◆ Extract provided
---+---
And you know who already has one half? Dom’s bigger little brother Jacob (John Cena). We haven’t heard about Jacob until now because the boys have serious beef about who was to blame for their father’s death in a 1989 stock car race.

So Dom’s ad nauseam mantra of “family” has its limits.

Lighten up, right? Don’t take it so seriously, this franchise is about the action! I get it, and when the tone is right (like it was with director James Wan in Furious 7) I’m right there with you.

But this film takes itself waaay too seriously. Director/co-writer Justin Lin is back for his fifth go ’round, and after an opening filled with the usual auto gymnastics, settles into a story surprisingly heavy on the spy game.

Cena gets no chance to flash his charismatic mischievous side, as he and Diesel seem intent on making steely stares and jaw clenching an Olympic sport. Roman and Tej (Tyrese Gibson and Chris “Ludacris” Bridges) try to fill the playful void left by Hobbs and Shaw, but their hi-jinx seldom rise above silly wise cracking.

Plenty of familiar franchise faces return (Lucas Black, Shad Moss, Helen Mirren, Jordana Brewster and Sung Kang), often bringing with them a good amount of exposition explaining what their characters have been doing or why they aren’t really dead.
---+---
Document structure recognition data:
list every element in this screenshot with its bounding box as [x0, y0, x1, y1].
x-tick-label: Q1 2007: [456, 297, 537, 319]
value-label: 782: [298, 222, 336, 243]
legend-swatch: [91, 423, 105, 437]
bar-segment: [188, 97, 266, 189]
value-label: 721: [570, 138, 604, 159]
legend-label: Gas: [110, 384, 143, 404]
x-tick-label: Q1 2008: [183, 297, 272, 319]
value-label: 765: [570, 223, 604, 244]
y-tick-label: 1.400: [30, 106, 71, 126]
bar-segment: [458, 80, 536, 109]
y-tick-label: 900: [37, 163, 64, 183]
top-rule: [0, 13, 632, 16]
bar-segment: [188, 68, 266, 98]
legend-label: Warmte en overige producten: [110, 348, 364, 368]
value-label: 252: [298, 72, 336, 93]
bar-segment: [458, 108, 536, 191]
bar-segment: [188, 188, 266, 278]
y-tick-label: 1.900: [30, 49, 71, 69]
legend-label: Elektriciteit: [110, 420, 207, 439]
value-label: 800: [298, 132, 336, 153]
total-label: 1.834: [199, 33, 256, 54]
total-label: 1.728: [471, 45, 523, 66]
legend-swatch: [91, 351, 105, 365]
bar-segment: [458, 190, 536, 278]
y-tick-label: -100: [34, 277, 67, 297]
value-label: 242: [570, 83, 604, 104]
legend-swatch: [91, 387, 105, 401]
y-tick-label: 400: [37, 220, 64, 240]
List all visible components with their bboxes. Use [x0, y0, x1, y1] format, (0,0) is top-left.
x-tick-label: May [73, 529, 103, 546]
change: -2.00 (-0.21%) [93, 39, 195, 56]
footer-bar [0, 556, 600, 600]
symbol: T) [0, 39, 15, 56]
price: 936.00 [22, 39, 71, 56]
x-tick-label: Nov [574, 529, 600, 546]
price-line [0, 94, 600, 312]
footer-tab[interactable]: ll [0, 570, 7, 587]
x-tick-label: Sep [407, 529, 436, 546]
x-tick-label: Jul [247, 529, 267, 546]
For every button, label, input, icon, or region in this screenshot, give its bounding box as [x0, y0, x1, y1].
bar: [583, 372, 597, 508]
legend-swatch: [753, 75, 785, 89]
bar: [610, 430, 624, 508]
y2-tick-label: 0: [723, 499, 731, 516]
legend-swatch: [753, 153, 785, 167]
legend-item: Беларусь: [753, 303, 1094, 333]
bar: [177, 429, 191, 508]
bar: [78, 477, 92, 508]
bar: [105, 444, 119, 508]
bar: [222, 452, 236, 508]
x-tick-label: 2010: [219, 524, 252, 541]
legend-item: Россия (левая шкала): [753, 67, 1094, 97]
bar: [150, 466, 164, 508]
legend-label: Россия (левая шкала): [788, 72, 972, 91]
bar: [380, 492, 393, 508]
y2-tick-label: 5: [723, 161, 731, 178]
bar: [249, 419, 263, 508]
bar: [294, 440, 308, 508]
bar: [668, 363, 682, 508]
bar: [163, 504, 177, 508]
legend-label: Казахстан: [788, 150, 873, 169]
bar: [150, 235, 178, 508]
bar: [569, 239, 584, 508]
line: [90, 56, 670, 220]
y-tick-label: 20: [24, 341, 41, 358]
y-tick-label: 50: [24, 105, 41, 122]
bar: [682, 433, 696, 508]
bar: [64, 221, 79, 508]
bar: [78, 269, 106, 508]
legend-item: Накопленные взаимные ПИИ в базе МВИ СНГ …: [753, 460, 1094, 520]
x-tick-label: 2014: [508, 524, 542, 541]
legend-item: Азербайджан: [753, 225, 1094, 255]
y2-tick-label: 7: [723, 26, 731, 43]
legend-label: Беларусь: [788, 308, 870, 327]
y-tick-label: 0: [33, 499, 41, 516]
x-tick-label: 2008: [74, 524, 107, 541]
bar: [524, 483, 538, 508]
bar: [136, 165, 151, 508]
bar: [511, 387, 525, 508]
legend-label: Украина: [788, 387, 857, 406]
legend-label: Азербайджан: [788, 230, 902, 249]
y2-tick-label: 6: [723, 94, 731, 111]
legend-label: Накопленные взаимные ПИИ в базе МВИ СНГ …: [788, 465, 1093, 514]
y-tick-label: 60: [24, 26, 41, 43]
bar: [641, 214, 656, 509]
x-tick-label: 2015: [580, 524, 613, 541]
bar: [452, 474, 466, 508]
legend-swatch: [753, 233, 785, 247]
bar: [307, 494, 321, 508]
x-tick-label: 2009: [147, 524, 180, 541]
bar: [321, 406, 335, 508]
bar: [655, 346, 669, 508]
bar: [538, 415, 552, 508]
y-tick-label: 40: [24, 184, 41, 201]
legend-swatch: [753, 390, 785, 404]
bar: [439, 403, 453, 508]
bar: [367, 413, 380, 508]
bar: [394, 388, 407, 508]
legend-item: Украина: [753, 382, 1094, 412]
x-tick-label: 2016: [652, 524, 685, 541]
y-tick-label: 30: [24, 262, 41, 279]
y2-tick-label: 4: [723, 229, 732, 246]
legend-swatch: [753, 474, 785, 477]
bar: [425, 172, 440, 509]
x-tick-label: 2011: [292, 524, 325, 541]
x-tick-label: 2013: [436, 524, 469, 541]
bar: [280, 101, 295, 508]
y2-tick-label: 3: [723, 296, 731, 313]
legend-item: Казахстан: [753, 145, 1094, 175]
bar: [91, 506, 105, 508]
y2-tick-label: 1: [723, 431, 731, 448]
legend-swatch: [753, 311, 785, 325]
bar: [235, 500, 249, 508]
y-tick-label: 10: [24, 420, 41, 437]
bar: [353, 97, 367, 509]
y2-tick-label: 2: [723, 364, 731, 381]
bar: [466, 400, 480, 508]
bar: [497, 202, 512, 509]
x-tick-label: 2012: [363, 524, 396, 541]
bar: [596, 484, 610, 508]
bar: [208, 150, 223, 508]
---+---
◆ Task list
A) Which actor plays Dom's brother Jacob, according to the film review?
B) Write a continuation of the film review, starting after its last sentence.

◆ Answers to the exercises
A) John Cena plays Jacob.

B)
There’s so much nostalgia, you’d think they were actually trying to put a bow on this whole thing if the film wasn’t simultaneously inventing new threads. And as the running time keeps running, it all starts to feel pretty tedious.

But if you want your flying cars and electro-magnet explosions on the biggest screen possible, F9 will eventually give that to you (even in IMAX where available). Just don’t expect the self-awareness to realize how close they are to self-parody.

Also, hang through the credits and you’ll get a stinger with a big clue about what’s coming in the tenth round: a Prius on top of Mt. Everest.

Not really. But at this point, why not?

Furiouser and Furiouser

Fast and Furious 6

By Hope Madden

 

There’s this code, see. And while Fast & Furious 6 doesn’t spell it out, I gather it has something to do with steroids and bald heads.

Six! Can you believe this is the sixth installment in this street-racers-turned-international-thieves-turned-good-guys series? Boy, that time sure slid by in a sheen of muscle oil and turtle wax, didn’t it?

Well, this go-round Vin Diesel and Dwayne Johnson participate in a big-and-bald-off for a little over two hours while some limey tries to steal a world-ending computer chip. Who cares about that, though, when Dominic has Letty (Michelle Rodriguez) to bring back?!

It is nice having Rodriguez back in the cast. Her level of skill is debatable, but her face is an impressive mask of undiluted contempt. Director Justin Lin wisely pairs her with MMA ass kicker Gina Carano, meaning she finally has the opportunity at a fair fight. Otherwise she’d have just had to make the rest of the cast her bitches and be done with it.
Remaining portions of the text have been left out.